Go through the entries one line at a time, and gather every line that has the word "zoom".

>> start

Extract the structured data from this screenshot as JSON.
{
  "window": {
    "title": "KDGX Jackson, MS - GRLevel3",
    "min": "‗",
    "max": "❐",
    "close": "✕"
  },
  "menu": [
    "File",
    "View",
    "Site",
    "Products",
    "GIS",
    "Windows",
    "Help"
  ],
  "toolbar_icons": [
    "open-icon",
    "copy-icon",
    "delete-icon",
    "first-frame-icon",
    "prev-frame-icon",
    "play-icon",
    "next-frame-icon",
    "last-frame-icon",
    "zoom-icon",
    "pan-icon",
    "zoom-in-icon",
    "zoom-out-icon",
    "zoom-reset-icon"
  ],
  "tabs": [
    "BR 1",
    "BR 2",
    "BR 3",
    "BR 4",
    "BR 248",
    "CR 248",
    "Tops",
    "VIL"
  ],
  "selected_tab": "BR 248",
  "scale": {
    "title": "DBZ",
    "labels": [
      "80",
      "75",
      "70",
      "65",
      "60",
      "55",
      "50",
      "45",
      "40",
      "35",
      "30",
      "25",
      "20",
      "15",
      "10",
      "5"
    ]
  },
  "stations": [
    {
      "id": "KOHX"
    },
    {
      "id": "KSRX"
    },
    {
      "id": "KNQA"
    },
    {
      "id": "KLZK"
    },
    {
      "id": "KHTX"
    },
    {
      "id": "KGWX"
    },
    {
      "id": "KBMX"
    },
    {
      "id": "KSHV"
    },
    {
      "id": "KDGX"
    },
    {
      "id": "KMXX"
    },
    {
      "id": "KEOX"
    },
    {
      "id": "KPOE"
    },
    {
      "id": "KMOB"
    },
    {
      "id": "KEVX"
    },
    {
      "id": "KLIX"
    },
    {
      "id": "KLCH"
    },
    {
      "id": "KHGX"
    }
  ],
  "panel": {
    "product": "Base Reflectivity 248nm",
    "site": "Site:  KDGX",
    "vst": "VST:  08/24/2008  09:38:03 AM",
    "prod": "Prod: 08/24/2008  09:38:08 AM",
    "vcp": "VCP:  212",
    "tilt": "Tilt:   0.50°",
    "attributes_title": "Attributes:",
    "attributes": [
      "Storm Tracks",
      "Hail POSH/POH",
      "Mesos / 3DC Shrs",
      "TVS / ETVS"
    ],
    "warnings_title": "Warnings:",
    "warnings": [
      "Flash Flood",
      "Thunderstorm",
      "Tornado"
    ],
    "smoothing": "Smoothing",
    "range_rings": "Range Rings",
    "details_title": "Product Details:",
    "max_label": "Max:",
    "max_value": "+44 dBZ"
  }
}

>> end

**Answer for the task:**
    "zoom-icon",
    "zoom-in-icon",
    "zoom-out-icon",
    "zoom-reset-icon"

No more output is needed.